**WHAT YOU NEED TO DO:**
Below is a block of records; reproduce all of them exactly and leave out any pictures.

**Data excerpts:**
----------

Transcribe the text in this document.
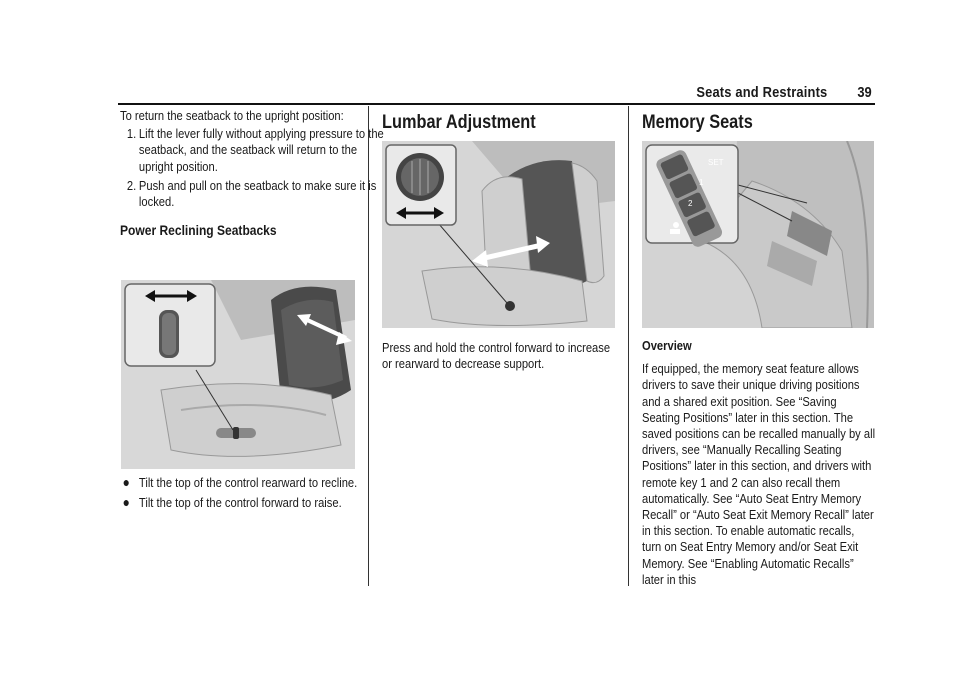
Seats and Restraints 39

To return the seatback to the upright position:

1. Lift the lever fully without applying pressure to the seatback, and the seatback will return to the upright position.
2. Push and pull on the seatback to make sure it is locked.
Power Reclining Seatbacks
● Tilt the top of the control rearward to recline.
● Tilt the top of the control forward to raise.
Lumbar Adjustment

Press and hold the control forward to increase or rearward to decrease support.

Memory Seats
SET
1
2

Overview

If equipped, the memory seat feature allows drivers to save their unique driving positions and a shared exit position. See “Saving Seating Positions” later in this section. The saved positions can be recalled manually by all drivers, see “Manually Recalling Seating Positions” later in this section, and drivers with remote key 1 and 2 can also recall them automatically. See “Auto Seat Entry Memory Recall” or “Auto Seat Exit Memory Recall” later in this section. To enable automatic recalls, turn on Seat Entry Memory and/or Seat Exit Memory. See “Enabling Automatic Recalls” later in this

----------

**FULL RESPONSE:**
Transcribe the text in this document.
Seats and Restraints 39

To return the seatback to the upright position:

1. Lift the lever fully without applying pressure to the seatback, and the seatback will return to the upright position.
2. Push and pull on the seatback to make sure it is locked.
Power Reclining Seatbacks
● Tilt the top of the control rearward to recline.
● Tilt the top of the control forward to raise.
Lumbar Adjustment

Press and hold the control forward to increase or rearward to decrease support.

Memory Seats
SET
1
2

Overview

If equipped, the memory seat feature allows drivers to save their unique driving positions and a shared exit position. See “Saving Seating Positions” later in this section. The saved positions can be recalled manually by all drivers, see “Manually Recalling Seating Positions” later in this section, and drivers with remote key 1 and 2 can also recall them automatically. See “Auto Seat Entry Memory Recall” or “Auto Seat Exit Memory Recall” later in this section. To enable automatic recalls, turn on Seat Entry Memory and/or Seat Exit Memory. See “Enabling Automatic Recalls” later in this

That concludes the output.